◆ **Directions**:
Print the listing below exactly.
--- begin Given data ---
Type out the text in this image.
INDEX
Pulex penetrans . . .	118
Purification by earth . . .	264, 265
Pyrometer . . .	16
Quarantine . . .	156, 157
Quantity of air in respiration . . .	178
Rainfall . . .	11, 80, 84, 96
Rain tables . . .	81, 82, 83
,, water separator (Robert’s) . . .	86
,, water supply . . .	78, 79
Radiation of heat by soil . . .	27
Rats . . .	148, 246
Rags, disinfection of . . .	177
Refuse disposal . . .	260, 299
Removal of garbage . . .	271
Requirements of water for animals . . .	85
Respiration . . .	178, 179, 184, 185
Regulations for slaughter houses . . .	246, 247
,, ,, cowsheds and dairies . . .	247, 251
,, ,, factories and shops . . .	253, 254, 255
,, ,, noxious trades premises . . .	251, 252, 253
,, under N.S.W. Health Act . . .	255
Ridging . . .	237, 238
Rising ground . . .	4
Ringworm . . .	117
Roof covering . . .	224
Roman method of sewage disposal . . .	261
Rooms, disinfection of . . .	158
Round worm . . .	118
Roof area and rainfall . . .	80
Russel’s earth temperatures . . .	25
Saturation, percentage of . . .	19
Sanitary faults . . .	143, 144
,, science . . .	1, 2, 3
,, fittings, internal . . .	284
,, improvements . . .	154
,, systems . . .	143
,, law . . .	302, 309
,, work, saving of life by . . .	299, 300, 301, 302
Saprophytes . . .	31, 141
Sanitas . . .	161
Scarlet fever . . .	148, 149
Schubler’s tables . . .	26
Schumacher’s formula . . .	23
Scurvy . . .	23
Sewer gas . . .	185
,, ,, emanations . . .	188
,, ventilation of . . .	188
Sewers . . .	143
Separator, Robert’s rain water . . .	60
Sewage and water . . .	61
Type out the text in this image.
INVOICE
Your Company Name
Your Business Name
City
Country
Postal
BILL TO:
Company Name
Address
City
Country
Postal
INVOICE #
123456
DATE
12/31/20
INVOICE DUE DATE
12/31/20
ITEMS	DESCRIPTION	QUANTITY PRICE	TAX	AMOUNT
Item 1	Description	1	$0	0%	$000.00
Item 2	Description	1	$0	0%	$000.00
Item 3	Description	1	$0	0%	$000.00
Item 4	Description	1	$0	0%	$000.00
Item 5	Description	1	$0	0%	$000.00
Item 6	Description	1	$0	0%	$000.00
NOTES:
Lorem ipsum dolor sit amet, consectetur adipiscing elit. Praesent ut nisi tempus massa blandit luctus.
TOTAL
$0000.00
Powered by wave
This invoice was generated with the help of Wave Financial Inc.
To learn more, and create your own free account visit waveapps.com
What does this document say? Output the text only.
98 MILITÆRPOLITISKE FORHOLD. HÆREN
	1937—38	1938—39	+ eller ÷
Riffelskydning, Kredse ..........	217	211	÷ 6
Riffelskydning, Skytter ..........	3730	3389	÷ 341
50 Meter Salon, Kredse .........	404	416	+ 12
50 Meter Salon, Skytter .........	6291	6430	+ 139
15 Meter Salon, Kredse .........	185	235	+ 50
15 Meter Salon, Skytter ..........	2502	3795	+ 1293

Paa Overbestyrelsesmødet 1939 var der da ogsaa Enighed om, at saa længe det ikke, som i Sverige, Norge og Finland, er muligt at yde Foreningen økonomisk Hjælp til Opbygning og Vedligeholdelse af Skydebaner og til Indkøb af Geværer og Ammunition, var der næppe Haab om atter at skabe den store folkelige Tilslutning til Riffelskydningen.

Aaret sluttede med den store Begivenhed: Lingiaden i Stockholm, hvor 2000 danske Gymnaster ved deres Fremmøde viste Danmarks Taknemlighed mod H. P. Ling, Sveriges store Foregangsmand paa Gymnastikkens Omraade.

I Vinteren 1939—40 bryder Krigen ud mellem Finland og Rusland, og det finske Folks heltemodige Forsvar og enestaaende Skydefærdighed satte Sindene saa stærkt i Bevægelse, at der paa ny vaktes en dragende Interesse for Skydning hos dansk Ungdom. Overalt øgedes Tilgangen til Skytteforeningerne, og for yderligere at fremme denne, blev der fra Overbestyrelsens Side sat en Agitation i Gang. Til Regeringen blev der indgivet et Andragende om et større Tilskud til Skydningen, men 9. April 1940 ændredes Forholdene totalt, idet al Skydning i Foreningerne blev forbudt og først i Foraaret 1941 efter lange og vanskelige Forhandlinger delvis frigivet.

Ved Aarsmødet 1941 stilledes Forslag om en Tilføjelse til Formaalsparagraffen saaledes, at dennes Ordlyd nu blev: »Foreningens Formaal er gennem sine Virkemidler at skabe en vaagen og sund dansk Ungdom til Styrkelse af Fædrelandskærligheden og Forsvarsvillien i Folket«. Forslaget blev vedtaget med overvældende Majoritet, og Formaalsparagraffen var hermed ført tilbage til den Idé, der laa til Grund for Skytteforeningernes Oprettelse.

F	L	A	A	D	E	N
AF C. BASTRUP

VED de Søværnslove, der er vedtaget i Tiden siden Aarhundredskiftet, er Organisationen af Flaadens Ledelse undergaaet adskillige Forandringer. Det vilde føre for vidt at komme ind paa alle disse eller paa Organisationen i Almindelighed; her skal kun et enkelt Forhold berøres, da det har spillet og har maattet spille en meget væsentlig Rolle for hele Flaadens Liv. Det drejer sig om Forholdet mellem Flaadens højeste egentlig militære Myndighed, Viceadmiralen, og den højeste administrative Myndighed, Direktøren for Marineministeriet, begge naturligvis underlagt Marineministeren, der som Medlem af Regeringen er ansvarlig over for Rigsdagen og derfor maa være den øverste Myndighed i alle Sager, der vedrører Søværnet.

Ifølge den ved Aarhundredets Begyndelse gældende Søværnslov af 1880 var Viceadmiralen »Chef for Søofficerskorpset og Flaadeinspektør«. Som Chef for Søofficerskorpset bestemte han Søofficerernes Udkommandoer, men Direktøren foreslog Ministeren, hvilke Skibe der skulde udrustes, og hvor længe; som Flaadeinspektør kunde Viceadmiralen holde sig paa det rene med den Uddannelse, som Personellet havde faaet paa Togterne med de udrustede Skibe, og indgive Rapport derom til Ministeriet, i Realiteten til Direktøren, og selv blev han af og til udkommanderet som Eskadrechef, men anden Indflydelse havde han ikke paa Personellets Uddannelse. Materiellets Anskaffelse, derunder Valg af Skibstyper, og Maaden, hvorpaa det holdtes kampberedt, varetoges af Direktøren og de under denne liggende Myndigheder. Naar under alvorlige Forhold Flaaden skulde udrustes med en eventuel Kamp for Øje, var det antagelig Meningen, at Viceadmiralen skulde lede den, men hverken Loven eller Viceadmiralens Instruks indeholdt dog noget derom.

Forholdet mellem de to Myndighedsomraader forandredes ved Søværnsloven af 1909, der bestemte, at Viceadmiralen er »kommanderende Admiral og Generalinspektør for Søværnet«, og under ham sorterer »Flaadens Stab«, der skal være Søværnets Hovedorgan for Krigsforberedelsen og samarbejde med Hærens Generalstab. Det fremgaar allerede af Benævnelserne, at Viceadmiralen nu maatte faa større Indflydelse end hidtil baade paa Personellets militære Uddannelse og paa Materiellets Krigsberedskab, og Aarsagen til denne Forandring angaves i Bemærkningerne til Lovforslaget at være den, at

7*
--- end Given data ---
◆ **Answer below**:
Type out the text in this image.
INDEX
Pulex penetrans . . .	118
Purification by earth . . .	264, 265
Pyrometer . . .	16
Quarantine . . .	156, 157
Quantity of air in respiration . . .	178
Rainfall . . .	11, 80, 84, 96
Rain tables . . .	81, 82, 83
,, water separator (Robert’s) . . .	86
,, water supply . . .	78, 79
Radiation of heat by soil . . .	27
Rats . . .	148, 246
Rags, disinfection of . . .	177
Refuse disposal . . .	260, 299
Removal of garbage . . .	271
Requirements of water for animals . . .	85
Respiration . . .	178, 179, 184, 185
Regulations for slaughter houses . . .	246, 247
,, ,, cowsheds and dairies . . .	247, 251
,, ,, factories and shops . . .	253, 254, 255
,, ,, noxious trades premises . . .	251, 252, 253
,, under N.S.W. Health Act . . .	255
Ridging . . .	237, 238
Rising ground . . .	4
Ringworm . . .	117
Roof covering . . .	224
Roman method of sewage disposal . . .	261
Rooms, disinfection of . . .	158
Round worm . . .	118
Roof area and rainfall . . .	80
Russel’s earth temperatures . . .	25
Saturation, percentage of . . .	19
Sanitary faults . . .	143, 144
,, science . . .	1, 2, 3
,, fittings, internal . . .	284
,, improvements . . .	154
,, systems . . .	143
,, law . . .	302, 309
,, work, saving of life by . . .	299, 300, 301, 302
Saprophytes . . .	31, 141
Sanitas . . .	161
Scarlet fever . . .	148, 149
Schubler’s tables . . .	26
Schumacher’s formula . . .	23
Scurvy . . .	23
Sewer gas . . .	185
,, ,, emanations . . .	188
,, ventilation of . . .	188
Sewers . . .	143
Separator, Robert’s rain water . . .	60
Sewage and water . . .	61
Type out the text in this image.
INVOICE
Your Company Name
Your Business Name
City
Country
Postal
BILL TO:
Company Name
Address
City
Country
Postal
INVOICE #
123456
DATE
12/31/20
INVOICE DUE DATE
12/31/20
ITEMS	DESCRIPTION	QUANTITY PRICE	TAX	AMOUNT
Item 1	Description	1	$0	0%	$000.00
Item 2	Description	1	$0	0%	$000.00
Item 3	Description	1	$0	0%	$000.00
Item 4	Description	1	$0	0%	$000.00
Item 5	Description	1	$0	0%	$000.00
Item 6	Description	1	$0	0%	$000.00
NOTES:
Lorem ipsum dolor sit amet, consectetur adipiscing elit. Praesent ut nisi tempus massa blandit luctus.
TOTAL
$0000.00
Powered by wave
This invoice was generated with the help of Wave Financial Inc.
To learn more, and create your own free account visit waveapps.com
What does this document say? Output the text only.
98 MILITÆRPOLITISKE FORHOLD. HÆREN
	1937—38	1938—39	+ eller ÷
Riffelskydning, Kredse ..........	217	211	÷ 6
Riffelskydning, Skytter ..........	3730	3389	÷ 341
50 Meter Salon, Kredse .........	404	416	+ 12
50 Meter Salon, Skytter .........	6291	6430	+ 139
15 Meter Salon, Kredse .........	185	235	+ 50
15 Meter Salon, Skytter ..........	2502	3795	+ 1293

Paa Overbestyrelsesmødet 1939 var der da ogsaa Enighed om, at saa længe det ikke, som i Sverige, Norge og Finland, er muligt at yde Foreningen økonomisk Hjælp til Opbygning og Vedligeholdelse af Skydebaner og til Indkøb af Geværer og Ammunition, var der næppe Haab om atter at skabe den store folkelige Tilslutning til Riffelskydningen.

Aaret sluttede med den store Begivenhed: Lingiaden i Stockholm, hvor 2000 danske Gymnaster ved deres Fremmøde viste Danmarks Taknemlighed mod H. P. Ling, Sveriges store Foregangsmand paa Gymnastikkens Omraade.

I Vinteren 1939—40 bryder Krigen ud mellem Finland og Rusland, og det finske Folks heltemodige Forsvar og enestaaende Skydefærdighed satte Sindene saa stærkt i Bevægelse, at der paa ny vaktes en dragende Interesse for Skydning hos dansk Ungdom. Overalt øgedes Tilgangen til Skytteforeningerne, og for yderligere at fremme denne, blev der fra Overbestyrelsens Side sat en Agitation i Gang. Til Regeringen blev der indgivet et Andragende om et større Tilskud til Skydningen, men 9. April 1940 ændredes Forholdene totalt, idet al Skydning i Foreningerne blev forbudt og først i Foraaret 1941 efter lange og vanskelige Forhandlinger delvis frigivet.

Ved Aarsmødet 1941 stilledes Forslag om en Tilføjelse til Formaalsparagraffen saaledes, at dennes Ordlyd nu blev: »Foreningens Formaal er gennem sine Virkemidler at skabe en vaagen og sund dansk Ungdom til Styrkelse af Fædrelandskærligheden og Forsvarsvillien i Folket«. Forslaget blev vedtaget med overvældende Majoritet, og Formaalsparagraffen var hermed ført tilbage til den Idé, der laa til Grund for Skytteforeningernes Oprettelse.

F	L	A	A	D	E	N
AF C. BASTRUP

VED de Søværnslove, der er vedtaget i Tiden siden Aarhundredskiftet, er Organisationen af Flaadens Ledelse undergaaet adskillige Forandringer. Det vilde føre for vidt at komme ind paa alle disse eller paa Organisationen i Almindelighed; her skal kun et enkelt Forhold berøres, da det har spillet og har maattet spille en meget væsentlig Rolle for hele Flaadens Liv. Det drejer sig om Forholdet mellem Flaadens højeste egentlig militære Myndighed, Viceadmiralen, og den højeste administrative Myndighed, Direktøren for Marineministeriet, begge naturligvis underlagt Marineministeren, der som Medlem af Regeringen er ansvarlig over for Rigsdagen og derfor maa være den øverste Myndighed i alle Sager, der vedrører Søværnet.

Ifølge den ved Aarhundredets Begyndelse gældende Søværnslov af 1880 var Viceadmiralen »Chef for Søofficerskorpset og Flaadeinspektør«. Som Chef for Søofficerskorpset bestemte han Søofficerernes Udkommandoer, men Direktøren foreslog Ministeren, hvilke Skibe der skulde udrustes, og hvor længe; som Flaadeinspektør kunde Viceadmiralen holde sig paa det rene med den Uddannelse, som Personellet havde faaet paa Togterne med de udrustede Skibe, og indgive Rapport derom til Ministeriet, i Realiteten til Direktøren, og selv blev han af og til udkommanderet som Eskadrechef, men anden Indflydelse havde han ikke paa Personellets Uddannelse. Materiellets Anskaffelse, derunder Valg af Skibstyper, og Maaden, hvorpaa det holdtes kampberedt, varetoges af Direktøren og de under denne liggende Myndigheder. Naar under alvorlige Forhold Flaaden skulde udrustes med en eventuel Kamp for Øje, var det antagelig Meningen, at Viceadmiralen skulde lede den, men hverken Loven eller Viceadmiralens Instruks indeholdt dog noget derom.

Forholdet mellem de to Myndighedsomraader forandredes ved Søværnsloven af 1909, der bestemte, at Viceadmiralen er »kommanderende Admiral og Generalinspektør for Søværnet«, og under ham sorterer »Flaadens Stab«, der skal være Søværnets Hovedorgan for Krigsforberedelsen og samarbejde med Hærens Generalstab. Det fremgaar allerede af Benævnelserne, at Viceadmiralen nu maatte faa større Indflydelse end hidtil baade paa Personellets militære Uddannelse og paa Materiellets Krigsberedskab, og Aarsagen til denne Forandring angaves i Bemærkningerne til Lovforslaget at være den, at

7*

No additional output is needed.